◆ 任务
A. 根据多项式开根题解回答:
(i) 题解开头提出用什么思路求解?
(ii) 两式相减后,式子被写成哪两个因式相乘同余于 0?
(iii) 关于平方之后模数变化的原因,文中说可以去看哪篇文章?
B. 接着多项式开根题解的末尾往下续写。
-------- 原文 --------
洛谷P5205 【模板】多项式开根(FFT)

题面

传送门

题解

考虑分治

假设我们已经求出\(A'^2\equiv B\pmod{x^n}\),考虑如何计算出\(A^2\equiv B\pmod{x^{2n}}\)

首先肯定存在\(A^2\equiv B\pmod{x^n}\)

然后两式相减

\[A'^2-A^2\equiv 0\pmod{x^n} \]

\[(A'-A)(A'+A)\equiv 0\pmod{x^n} \]

我们假设\(A'-A\equiv 0\pmod{x^n}\),然后两边平方

\[A'^2-2A'A+A^2\equiv 0\pmod{x^{2n}} \]

(关于平方之后模数变化的原因可以看我多项式求逆那篇文章,里面有写)

又因为\(A^2\equiv B\pmod{x^{2n}}\),代入得

\[A'^2-2A'A+B\equiv 0\pmod{x^{2n}} \]

\[A\equiv\frac{A'^2+B}{2A'}\pmod{x^{2n}} \]

//minamoto
#include<bits/stdc++.h>
#define R register
#define fp(i,a,b) for(R int i=(a),I=(b)+1;i<I;++i)
#define fd(i,a,b) for(R int i=(a),I=(b)-1;i>I;--i)
#define go(u) for(int i=head[u],v=e[i].v;i;i=e[i].nx,v=e[i].v)
-------- 条目 --------
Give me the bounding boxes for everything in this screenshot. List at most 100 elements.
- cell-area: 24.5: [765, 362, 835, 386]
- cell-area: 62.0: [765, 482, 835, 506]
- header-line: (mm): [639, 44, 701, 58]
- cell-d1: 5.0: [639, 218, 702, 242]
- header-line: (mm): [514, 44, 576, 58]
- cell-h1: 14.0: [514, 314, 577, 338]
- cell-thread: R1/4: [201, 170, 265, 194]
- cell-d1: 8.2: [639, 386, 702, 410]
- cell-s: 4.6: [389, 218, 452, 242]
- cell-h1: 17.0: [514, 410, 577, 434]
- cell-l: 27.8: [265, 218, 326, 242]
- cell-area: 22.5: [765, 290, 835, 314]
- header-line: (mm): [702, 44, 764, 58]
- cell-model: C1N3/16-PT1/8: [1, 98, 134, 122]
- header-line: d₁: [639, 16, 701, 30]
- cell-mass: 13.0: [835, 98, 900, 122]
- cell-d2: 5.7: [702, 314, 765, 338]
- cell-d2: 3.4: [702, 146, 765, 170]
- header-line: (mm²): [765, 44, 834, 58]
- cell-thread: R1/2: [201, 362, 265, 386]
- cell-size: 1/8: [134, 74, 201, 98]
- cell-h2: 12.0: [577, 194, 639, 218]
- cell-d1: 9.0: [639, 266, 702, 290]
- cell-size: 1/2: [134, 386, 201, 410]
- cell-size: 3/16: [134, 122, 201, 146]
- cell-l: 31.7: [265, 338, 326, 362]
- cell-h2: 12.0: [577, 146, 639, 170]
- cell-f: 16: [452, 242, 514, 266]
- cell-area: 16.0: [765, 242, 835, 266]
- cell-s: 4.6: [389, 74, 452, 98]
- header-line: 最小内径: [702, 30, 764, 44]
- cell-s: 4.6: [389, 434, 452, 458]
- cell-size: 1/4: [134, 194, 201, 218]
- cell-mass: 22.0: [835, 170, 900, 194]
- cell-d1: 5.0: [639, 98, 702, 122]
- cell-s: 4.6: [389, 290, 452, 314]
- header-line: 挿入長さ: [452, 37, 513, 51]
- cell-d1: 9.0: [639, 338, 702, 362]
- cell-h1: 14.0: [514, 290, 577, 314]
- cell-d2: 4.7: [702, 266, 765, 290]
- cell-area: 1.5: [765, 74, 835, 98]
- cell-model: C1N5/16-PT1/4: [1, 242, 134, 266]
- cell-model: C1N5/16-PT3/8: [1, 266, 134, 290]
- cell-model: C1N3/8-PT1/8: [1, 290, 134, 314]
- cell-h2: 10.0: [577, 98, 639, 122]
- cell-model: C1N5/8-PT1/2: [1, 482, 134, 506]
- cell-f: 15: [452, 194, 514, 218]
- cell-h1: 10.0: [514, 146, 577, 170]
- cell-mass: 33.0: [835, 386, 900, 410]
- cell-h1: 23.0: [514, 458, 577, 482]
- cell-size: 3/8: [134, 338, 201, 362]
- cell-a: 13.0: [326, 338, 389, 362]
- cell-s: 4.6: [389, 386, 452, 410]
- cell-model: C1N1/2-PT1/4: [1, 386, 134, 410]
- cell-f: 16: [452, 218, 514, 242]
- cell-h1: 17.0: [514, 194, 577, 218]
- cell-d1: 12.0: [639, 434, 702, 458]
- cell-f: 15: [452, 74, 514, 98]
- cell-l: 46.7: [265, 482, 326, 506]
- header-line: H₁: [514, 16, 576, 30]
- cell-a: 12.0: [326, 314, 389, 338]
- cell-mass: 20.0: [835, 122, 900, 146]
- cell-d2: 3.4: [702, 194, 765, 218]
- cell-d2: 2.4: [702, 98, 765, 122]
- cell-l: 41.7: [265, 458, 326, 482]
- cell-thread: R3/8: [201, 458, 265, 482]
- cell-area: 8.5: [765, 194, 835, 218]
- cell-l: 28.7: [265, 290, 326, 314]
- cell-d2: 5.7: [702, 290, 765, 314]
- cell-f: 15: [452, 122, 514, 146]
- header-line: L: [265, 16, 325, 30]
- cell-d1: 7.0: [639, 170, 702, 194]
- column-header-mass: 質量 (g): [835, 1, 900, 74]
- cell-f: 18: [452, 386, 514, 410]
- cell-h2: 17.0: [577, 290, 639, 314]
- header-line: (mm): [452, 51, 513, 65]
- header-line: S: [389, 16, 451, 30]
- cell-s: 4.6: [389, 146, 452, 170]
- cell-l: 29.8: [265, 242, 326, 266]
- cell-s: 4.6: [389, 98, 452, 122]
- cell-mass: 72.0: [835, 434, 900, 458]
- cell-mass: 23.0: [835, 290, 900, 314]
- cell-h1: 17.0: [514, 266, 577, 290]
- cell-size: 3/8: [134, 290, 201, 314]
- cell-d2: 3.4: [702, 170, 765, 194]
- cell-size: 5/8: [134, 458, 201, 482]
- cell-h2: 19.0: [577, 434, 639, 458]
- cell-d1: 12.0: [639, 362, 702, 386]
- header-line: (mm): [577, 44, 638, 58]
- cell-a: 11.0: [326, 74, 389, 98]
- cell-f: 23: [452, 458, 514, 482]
--------
◆ 答案
A.
(i) 分治。
(ii) \((A'-A)\) 与 \((A'+A)\),即 \((A'-A)(A'+A)\equiv 0\pmod{x^n}\)。
(iii) 作者写的多项式求逆那篇文章。

B.
using namespace std;
char buf[1<<21],*p1=buf,*p2=buf;
inline char getc(){return p1==p2&&(p2=(p1=buf)+fread(buf,1,1<<21,stdin),p1==p2)?EOF:*p1++;}
int read(){
    R int res,f=1;R char ch;
    while((ch=getc())>'9'||ch<'0')(ch=='-')&&(f=-1);
    for(res=ch-'0';(ch=getc())>='0'&&ch<='9';res=res*10+ch-'0');
    return res*f;
}
char sr[1<<21],z[20];int C=-1,Z=0;
inline void Ot(){fwrite(sr,1,C+1,stdout),C=-1;}
void print(R int x){
    if(C>1<<20)Ot();if(x<0)sr[++C]='-',x=-x;
    while(z[++Z]=x%10+48,x/=10);
    while(sr[++C]=z[Z],--Z);sr[++C]=' ';
}
const int N=(1<<18)+5,P=998244353,Gi=332748118,inv2=499122177;
inline int add(R int x,R int y){return x+y>=P?x+y-P:x+y;}
inline int dec(R int x,R int y){return x-y<0?x-y+P:x-y;}
inline int mul(R int x,R int y){return 1ll*x*y-1ll*x*y/P*P;}
int ksm(R int x,R int y){
	R int res=1;
	for(;y;y>>=1,x=mul(x,x))if(y&1)res=mul(res,x);
	return res;
}
int r[19][N],rt[2][N<<1],lim,d;
void Pre(){
	fp(d,1,18)fp(i,1,(1<<d)-1)r[d][i]=(r[d][i>>1]>>1)|((i&1)<<(d-1));
	for(R int t=(P-1)>>1,i=1,x,y;i<=262144;i<<=1,t>>=1){
		x=ksm(3,t),y=ksm(Gi,t),rt[0][i]=rt[1][i]=1;
		fp(k,1,i-1)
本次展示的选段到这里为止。